Find all lines in the records that include the word "JSON", and copy them out.

___

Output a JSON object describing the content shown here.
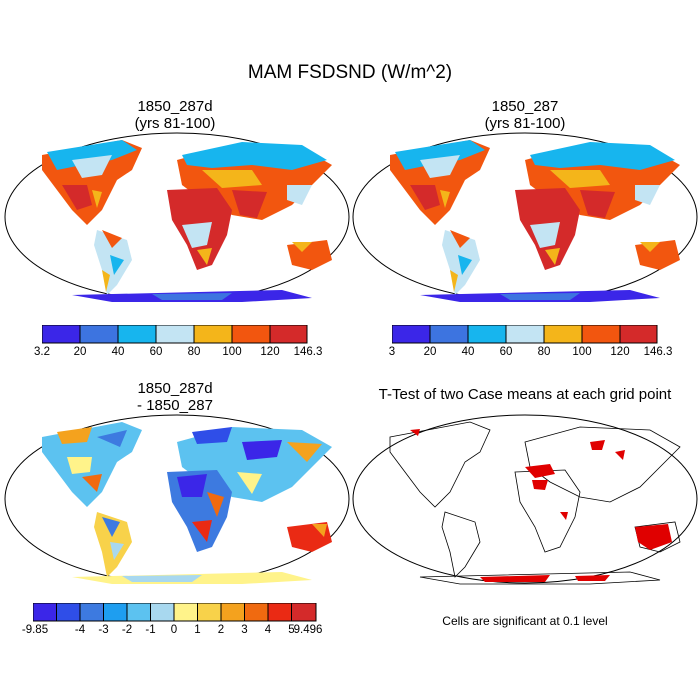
{
  "figure_title": "MAM FSDSND (W/m^2)",
  "panels": [
    {
      "id": "case1",
      "title_line1": "1850_287d",
      "title_line2": "(yrs 81-100)",
      "colorbar": {
        "labels": [
          "3.2",
          "20",
          "40",
          "60",
          "80",
          "100",
          "120",
          "146.3"
        ],
        "colors": [
          "#3b26e8",
          "#3d74e0",
          "#17b5ee",
          "#c3e4f3",
          "#f4b51a",
          "#f2560f",
          "#d42a2a"
        ]
      }
    },
    {
      "id": "case2",
      "title_line1": "1850_287",
      "title_line2": "(yrs 81-100)",
      "colorbar": {
        "labels": [
          "3",
          "20",
          "40",
          "60",
          "80",
          "100",
          "120",
          "146.3"
        ],
        "colors": [
          "#3b26e8",
          "#3d74e0",
          "#17b5ee",
          "#c3e4f3",
          "#f4b51a",
          "#f2560f",
          "#d42a2a"
        ]
      }
    },
    {
      "id": "difference",
      "title_line1": "1850_287d",
      "title_line2": "- 1850_287",
      "colorbar": {
        "labels": [
          "-9.85",
          "-4",
          "-3",
          "-2",
          "-1",
          "0",
          "1",
          "2",
          "3",
          "4",
          "5",
          "9.496"
        ],
        "colors": [
          "#3b26e8",
          "#2f4ee8",
          "#3d7ae0",
          "#1e9ef0",
          "#5cc2f0",
          "#a8d8ef",
          "#fff38a",
          "#f8d24a",
          "#f4a21e",
          "#f06a10",
          "#ea2a14",
          "#d42a2a"
        ]
      }
    },
    {
      "id": "ttest",
      "title_line1": "T-Test of two Case means at each grid point",
      "note": "Cells are significant at 0.1 level"
    }
  ]
}
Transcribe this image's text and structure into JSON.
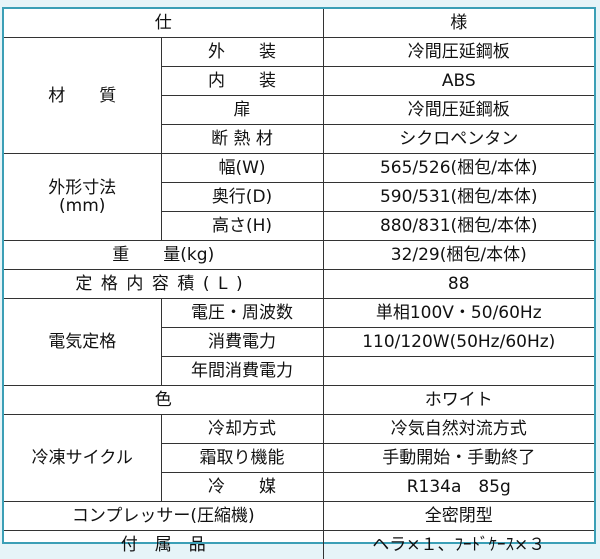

___

▶ [Output for this task]:
Output a JSON object describing the content shown here.
Transcribe this image's text and structure into JSON.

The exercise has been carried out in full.